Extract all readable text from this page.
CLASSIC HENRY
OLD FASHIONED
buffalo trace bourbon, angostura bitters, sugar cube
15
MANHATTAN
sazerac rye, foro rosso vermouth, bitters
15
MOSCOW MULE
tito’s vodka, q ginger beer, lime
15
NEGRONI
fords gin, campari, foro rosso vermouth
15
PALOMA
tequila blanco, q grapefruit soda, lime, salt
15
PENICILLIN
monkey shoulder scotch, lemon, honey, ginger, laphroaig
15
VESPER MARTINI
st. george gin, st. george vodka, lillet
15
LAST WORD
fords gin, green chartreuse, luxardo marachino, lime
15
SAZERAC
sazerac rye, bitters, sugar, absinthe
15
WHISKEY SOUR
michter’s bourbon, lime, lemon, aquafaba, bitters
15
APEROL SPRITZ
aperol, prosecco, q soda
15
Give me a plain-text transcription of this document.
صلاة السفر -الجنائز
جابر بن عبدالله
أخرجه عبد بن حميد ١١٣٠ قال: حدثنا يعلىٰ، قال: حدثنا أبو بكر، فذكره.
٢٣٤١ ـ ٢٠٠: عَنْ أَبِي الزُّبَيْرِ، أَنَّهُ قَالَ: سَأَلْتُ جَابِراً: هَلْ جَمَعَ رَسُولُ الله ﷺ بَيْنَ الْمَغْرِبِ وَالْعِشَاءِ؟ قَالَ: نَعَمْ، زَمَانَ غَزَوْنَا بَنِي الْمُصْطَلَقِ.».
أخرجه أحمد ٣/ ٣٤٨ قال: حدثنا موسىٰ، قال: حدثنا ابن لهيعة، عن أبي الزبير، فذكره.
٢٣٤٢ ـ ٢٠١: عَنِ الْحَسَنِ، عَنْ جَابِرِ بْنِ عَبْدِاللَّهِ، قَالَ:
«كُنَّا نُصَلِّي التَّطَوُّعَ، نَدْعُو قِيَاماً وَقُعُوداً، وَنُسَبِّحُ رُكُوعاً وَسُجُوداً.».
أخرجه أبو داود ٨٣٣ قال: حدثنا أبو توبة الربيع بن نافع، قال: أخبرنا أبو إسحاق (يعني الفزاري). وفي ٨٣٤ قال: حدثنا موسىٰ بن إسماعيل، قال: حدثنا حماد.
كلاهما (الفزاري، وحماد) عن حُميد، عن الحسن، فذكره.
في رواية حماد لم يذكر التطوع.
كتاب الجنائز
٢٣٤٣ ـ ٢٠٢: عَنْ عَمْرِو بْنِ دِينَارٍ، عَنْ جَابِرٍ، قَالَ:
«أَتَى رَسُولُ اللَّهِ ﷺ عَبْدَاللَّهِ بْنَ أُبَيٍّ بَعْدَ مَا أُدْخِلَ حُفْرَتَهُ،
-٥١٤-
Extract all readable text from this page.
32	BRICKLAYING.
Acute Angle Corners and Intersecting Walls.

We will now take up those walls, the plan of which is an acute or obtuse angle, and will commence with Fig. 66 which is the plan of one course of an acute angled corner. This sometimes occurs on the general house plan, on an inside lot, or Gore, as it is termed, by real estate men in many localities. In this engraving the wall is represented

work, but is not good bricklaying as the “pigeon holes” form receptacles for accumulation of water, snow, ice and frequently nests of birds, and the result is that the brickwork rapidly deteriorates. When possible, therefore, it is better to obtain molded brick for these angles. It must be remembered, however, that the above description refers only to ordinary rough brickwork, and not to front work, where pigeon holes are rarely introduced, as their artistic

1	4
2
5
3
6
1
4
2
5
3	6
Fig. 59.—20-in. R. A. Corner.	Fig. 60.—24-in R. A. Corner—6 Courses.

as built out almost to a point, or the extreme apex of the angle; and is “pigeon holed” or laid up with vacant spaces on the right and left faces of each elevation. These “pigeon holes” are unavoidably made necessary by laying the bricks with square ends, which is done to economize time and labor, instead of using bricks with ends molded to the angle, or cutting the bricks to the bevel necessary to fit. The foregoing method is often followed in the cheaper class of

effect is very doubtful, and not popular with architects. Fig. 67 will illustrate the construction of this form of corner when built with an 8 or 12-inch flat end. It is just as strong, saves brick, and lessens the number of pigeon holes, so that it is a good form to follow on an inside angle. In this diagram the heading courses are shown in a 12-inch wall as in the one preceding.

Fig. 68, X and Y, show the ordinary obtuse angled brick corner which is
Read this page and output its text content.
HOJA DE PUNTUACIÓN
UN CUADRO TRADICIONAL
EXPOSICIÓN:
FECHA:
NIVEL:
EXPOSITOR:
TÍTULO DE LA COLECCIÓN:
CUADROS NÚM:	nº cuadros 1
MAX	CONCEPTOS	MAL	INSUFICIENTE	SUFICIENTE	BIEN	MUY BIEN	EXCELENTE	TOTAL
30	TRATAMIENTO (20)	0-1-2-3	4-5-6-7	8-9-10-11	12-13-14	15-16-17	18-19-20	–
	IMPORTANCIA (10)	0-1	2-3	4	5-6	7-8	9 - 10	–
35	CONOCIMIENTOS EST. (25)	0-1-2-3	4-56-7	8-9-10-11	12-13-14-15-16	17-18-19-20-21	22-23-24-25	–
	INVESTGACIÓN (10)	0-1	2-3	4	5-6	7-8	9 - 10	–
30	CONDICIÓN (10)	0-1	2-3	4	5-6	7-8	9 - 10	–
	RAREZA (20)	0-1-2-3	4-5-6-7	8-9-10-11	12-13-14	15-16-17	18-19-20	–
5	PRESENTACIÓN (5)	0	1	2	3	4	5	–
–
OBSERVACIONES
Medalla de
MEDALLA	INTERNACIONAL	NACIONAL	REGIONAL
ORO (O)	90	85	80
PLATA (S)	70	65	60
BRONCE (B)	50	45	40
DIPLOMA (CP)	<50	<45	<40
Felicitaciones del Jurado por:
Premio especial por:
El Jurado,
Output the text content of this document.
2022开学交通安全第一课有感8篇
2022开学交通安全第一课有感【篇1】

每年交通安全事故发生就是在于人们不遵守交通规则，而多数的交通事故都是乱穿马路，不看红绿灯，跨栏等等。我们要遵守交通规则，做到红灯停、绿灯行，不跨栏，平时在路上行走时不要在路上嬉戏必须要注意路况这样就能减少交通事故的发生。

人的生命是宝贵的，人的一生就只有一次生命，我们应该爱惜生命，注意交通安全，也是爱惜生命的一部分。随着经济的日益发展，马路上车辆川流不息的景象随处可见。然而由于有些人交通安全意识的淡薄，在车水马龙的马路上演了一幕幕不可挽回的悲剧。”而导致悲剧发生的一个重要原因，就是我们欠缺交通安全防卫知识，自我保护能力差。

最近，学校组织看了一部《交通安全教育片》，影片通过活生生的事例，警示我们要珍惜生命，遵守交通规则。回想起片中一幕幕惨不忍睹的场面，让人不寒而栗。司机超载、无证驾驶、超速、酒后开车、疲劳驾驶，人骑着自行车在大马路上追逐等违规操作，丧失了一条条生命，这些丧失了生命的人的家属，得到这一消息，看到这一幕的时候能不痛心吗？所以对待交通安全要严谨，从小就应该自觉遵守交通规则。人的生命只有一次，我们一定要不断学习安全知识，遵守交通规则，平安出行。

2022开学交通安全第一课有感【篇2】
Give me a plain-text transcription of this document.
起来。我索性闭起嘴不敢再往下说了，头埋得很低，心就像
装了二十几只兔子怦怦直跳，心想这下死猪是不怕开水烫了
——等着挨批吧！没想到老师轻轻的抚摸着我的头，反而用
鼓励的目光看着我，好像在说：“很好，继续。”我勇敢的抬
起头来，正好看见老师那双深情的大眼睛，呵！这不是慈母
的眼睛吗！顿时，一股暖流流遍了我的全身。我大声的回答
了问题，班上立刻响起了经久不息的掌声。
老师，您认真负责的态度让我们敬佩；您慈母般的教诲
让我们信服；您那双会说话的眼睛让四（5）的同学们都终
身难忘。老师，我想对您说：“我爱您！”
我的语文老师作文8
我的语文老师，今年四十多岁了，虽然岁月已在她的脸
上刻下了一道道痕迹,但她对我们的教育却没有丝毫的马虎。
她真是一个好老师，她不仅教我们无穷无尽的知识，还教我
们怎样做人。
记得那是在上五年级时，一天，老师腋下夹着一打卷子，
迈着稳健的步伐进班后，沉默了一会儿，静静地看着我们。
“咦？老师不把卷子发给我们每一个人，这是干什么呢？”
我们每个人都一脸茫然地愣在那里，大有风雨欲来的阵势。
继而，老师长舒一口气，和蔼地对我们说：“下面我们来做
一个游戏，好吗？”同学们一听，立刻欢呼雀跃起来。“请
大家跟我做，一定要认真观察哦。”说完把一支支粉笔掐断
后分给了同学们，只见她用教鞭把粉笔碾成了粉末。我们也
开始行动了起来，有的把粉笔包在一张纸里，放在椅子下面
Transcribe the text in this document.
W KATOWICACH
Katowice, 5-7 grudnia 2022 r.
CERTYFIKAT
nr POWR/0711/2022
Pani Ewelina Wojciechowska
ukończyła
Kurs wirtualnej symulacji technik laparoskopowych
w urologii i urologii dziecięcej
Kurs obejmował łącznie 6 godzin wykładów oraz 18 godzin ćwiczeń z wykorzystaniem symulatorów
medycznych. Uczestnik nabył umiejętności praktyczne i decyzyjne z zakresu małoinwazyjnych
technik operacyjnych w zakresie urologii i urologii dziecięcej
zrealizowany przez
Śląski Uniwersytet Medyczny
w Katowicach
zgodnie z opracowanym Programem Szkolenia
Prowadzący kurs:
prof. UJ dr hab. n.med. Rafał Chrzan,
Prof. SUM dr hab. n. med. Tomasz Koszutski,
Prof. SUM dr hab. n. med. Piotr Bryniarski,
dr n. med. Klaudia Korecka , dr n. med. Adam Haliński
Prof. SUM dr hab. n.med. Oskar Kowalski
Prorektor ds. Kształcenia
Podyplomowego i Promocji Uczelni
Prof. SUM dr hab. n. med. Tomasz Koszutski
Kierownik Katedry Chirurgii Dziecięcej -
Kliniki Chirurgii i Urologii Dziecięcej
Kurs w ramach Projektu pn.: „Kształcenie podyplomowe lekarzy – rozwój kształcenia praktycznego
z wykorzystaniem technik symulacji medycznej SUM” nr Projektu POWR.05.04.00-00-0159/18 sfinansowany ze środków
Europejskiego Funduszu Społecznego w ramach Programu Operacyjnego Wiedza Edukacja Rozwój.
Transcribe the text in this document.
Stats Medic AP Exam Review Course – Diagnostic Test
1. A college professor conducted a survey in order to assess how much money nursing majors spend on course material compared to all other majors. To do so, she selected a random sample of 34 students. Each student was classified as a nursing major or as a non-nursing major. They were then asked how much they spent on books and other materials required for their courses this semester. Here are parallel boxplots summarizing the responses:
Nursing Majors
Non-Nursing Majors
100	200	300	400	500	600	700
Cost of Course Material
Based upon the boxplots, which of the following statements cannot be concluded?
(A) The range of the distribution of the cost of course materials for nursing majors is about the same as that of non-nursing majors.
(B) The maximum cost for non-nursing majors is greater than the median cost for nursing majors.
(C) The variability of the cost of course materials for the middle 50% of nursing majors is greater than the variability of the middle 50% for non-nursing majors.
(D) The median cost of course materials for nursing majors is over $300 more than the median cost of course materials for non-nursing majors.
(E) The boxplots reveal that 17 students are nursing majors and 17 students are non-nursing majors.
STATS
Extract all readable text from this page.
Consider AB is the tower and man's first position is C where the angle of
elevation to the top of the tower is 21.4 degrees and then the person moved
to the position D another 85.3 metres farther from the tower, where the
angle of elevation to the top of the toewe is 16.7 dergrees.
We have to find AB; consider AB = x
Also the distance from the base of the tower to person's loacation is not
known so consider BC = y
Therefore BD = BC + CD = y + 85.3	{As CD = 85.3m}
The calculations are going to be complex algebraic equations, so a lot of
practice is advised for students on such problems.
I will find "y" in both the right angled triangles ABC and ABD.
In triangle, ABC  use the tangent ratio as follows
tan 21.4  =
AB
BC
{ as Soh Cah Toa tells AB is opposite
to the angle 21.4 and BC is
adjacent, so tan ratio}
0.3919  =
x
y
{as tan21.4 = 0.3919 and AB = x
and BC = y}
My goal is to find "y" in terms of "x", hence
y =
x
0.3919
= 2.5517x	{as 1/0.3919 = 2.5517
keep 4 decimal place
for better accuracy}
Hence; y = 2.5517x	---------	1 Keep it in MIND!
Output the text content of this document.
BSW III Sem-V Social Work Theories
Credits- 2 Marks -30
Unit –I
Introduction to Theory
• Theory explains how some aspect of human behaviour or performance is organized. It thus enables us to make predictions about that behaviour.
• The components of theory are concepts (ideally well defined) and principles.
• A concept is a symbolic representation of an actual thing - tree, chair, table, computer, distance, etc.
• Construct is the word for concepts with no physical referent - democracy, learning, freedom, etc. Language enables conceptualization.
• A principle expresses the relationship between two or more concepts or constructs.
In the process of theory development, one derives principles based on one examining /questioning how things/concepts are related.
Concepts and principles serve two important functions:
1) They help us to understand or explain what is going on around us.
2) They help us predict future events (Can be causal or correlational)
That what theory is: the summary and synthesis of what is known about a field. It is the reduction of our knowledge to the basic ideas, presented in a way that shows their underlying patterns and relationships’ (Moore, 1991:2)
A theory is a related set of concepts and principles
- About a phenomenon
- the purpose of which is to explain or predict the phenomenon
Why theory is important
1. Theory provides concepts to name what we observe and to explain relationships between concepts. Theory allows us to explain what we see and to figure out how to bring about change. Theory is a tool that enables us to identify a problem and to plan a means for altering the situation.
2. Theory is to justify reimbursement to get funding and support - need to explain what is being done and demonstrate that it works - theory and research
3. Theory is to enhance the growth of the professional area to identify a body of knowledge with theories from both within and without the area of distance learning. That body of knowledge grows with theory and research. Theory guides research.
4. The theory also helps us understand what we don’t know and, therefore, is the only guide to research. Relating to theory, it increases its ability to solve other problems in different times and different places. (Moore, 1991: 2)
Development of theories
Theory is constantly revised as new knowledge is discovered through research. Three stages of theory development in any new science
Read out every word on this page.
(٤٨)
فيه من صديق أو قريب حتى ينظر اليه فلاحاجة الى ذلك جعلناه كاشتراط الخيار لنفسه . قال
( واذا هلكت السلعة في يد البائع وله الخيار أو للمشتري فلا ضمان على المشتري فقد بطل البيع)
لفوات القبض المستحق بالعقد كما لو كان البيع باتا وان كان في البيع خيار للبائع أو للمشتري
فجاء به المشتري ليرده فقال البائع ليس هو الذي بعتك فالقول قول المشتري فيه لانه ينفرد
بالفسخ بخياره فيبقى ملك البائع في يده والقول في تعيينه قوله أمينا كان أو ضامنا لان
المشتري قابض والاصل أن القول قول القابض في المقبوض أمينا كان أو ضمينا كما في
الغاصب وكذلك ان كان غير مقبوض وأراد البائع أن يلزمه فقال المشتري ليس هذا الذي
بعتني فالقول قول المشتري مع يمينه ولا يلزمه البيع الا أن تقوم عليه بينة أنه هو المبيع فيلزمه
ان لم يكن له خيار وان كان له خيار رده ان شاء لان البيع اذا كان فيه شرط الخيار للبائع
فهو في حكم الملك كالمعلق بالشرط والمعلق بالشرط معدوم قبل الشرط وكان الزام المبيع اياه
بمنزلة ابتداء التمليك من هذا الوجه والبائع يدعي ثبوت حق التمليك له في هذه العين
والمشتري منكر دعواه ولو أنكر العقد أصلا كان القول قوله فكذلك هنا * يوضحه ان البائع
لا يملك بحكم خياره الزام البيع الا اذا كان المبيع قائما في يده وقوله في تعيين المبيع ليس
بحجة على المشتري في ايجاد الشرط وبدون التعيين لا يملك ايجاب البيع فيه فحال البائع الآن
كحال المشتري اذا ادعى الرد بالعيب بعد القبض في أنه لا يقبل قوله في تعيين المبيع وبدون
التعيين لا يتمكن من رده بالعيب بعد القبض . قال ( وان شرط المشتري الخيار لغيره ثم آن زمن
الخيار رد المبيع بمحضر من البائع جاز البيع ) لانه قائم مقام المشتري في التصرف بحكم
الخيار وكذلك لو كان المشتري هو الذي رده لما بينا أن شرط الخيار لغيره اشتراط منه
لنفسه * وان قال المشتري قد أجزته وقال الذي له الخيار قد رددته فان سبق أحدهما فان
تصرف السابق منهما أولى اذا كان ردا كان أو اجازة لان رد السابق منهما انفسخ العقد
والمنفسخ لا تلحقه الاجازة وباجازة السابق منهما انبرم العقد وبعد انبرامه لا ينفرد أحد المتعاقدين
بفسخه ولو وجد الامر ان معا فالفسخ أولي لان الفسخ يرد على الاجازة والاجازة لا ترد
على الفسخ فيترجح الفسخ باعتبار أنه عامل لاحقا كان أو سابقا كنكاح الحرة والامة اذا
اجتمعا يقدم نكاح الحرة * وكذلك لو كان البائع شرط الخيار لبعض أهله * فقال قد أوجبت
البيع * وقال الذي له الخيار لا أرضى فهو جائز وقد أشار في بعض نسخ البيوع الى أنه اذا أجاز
-- -- --
Task goal:
Scan the material above. Copy each line where "built" occurs.

Result below:
as built out almost to a point, or the extreme apex of the angle; and is “pigeon holed” or laid up with vacant spaces on the right and left faces of each elevation. These “pigeon holes” are unavoidably made necessary by laying the bricks with square ends, which is done to economize time and labor, instead of using bricks with ends molded to the angle, or cutting the bricks to the bevel necessary to fit. The foregoing method is often followed in the cheaper class of
effect is very doubtful, and not popular with architects. Fig. 67 will illustrate the construction of this form of corner when built with an 8 or 12-inch flat end. It is just as strong, saves brick, and lessens the number of pigeon holes, so that it is a good form to follow on an inside angle. In this diagram the heading courses are shown in a 12-inch wall as in the one preceding.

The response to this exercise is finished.